_Exercise directions_
Determine how many lines contain the string "EQUITIES". Respond with that number and nothing more.

_Raw records_
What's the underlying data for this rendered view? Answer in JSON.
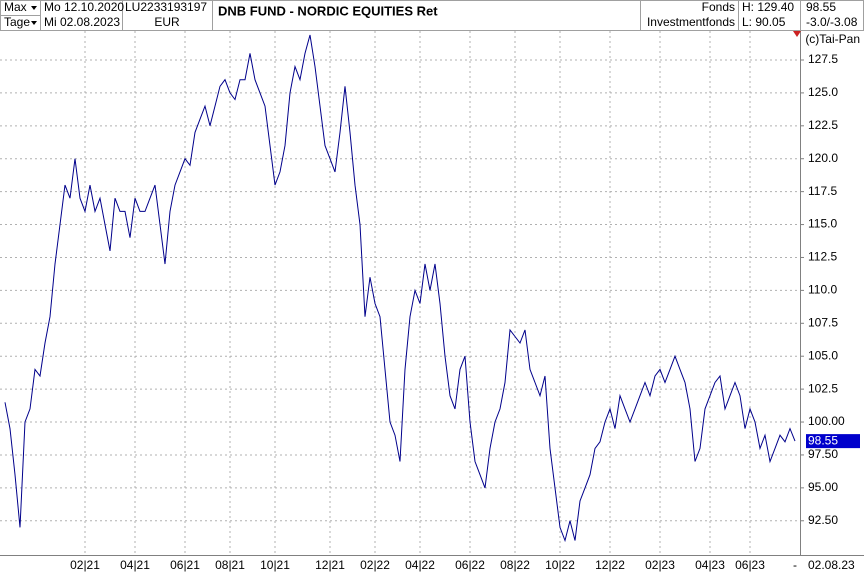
{
  "header": {
    "period": "Max",
    "unit": "Tage",
    "start": "Mo 12.10.2020",
    "end": "Mi 02.08.2023",
    "isin": "LU2233193197",
    "currency": "EUR",
    "kind": "Fonds",
    "group": "Investmentfonds",
    "high": "H: 129.40",
    "low": "L: 90.05",
    "last": "98.55",
    "change": "-3.0/-3.08",
    "copyright": "(c)Tai-Pan",
    "end_marker": "-",
    "end_label": "02.08.23"
  },
  "chart_data": {
    "type": "line",
    "title": "DNB FUND - NORDIC EQUITIES Ret",
    "categories": [
      null,
      null,
      null,
      null,
      null,
      null,
      null,
      null,
      null,
      null,
      null,
      null,
      null,
      null,
      null,
      null,
      "02|21",
      null,
      null,
      null,
      null,
      null,
      null,
      null,
      null,
      null,
      "04|21",
      null,
      null,
      null,
      null,
      null,
      null,
      null,
      null,
      null,
      "06|21",
      null,
      null,
      null,
      null,
      null,
      null,
      null,
      null,
      "08|21",
      null,
      null,
      null,
      null,
      null,
      null,
      null,
      null,
      "10|21",
      null,
      null,
      null,
      null,
      null,
      null,
      null,
      null,
      null,
      null,
      "12|21",
      null,
      null,
      null,
      null,
      null,
      null,
      null,
      null,
      "02|22",
      null,
      null,
      null,
      null,
      null,
      null,
      null,
      null,
      "04|22",
      null,
      null,
      null,
      null,
      null,
      null,
      null,
      null,
      null,
      "06|22",
      null,
      null,
      null,
      null,
      null,
      null,
      null,
      null,
      "08|22",
      null,
      null,
      null,
      null,
      null,
      null,
      null,
      null,
      "10|22",
      null,
      null,
      null,
      null,
      null,
      null,
      null,
      null,
      null,
      "12|22",
      null,
      null,
      null,
      null,
      null,
      null,
      null,
      null,
      null,
      "02|23",
      null,
      null,
      null,
      null,
      null,
      null,
      null,
      null,
      null,
      "04|23",
      null,
      null,
      null,
      null,
      null,
      null,
      null,
      "06|23",
      null,
      null,
      null,
      null,
      null,
      null,
      null,
      null,
      null
    ],
    "series": [
      {
        "name": "DNB FUND - NORDIC EQUITIES Ret",
        "color": "#00008b",
        "values": [
          101.5,
          99.5,
          96,
          92,
          100,
          101,
          104,
          103.5,
          106,
          108,
          112,
          115,
          118,
          117,
          120,
          117,
          116,
          118,
          116,
          117,
          115,
          113,
          117,
          116,
          116,
          114,
          117,
          116,
          116,
          117,
          118,
          115,
          112,
          116,
          118,
          119,
          120,
          119.5,
          122,
          123,
          124,
          122.5,
          124,
          125.5,
          126,
          125,
          124.5,
          126,
          126,
          128,
          126,
          125,
          124,
          121,
          118,
          119,
          121,
          125,
          127,
          126,
          128,
          129.4,
          127,
          124,
          121,
          120,
          119,
          122,
          125.5,
          122,
          118,
          115,
          108,
          111,
          109,
          108,
          104,
          100,
          99,
          97,
          104,
          108,
          110,
          109,
          112,
          110,
          112,
          109,
          105,
          102,
          101,
          104,
          105,
          100,
          97,
          96,
          95,
          98,
          100,
          101,
          103,
          107,
          106.5,
          106,
          107,
          104,
          103,
          102,
          103.5,
          98,
          95,
          92,
          91,
          92.5,
          91,
          94,
          95,
          96,
          98,
          98.5,
          100,
          101,
          99.5,
          102,
          101,
          100,
          101,
          102,
          103,
          102,
          103.5,
          104,
          103,
          104,
          105,
          104,
          103,
          101,
          97,
          98,
          101,
          102,
          103,
          103.5,
          101,
          102,
          103,
          102,
          99.5,
          101,
          100,
          98,
          99,
          97,
          98,
          99,
          98.5,
          99.5,
          98.55
        ]
      }
    ],
    "ylim": [
      89.9,
      129.55
    ],
    "yticks": [
      {
        "value": 92.5,
        "label": "92.50"
      },
      {
        "value": 95,
        "label": "95.00"
      },
      {
        "value": 97.5,
        "label": "97.50"
      },
      {
        "value": 100,
        "label": "100.00"
      },
      102.5,
      {
        "value": 105,
        "label": "105.0"
      },
      107.5,
      {
        "value": 110,
        "label": "110.0"
      },
      112.5,
      {
        "value": 115,
        "label": "115.0"
      },
      117.5,
      {
        "value": 120,
        "label": "120.0"
      },
      122.5,
      {
        "value": 125,
        "label": "125.0"
      },
      127.5
    ],
    "grid": true
  }
}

_Reply to the exercise_
2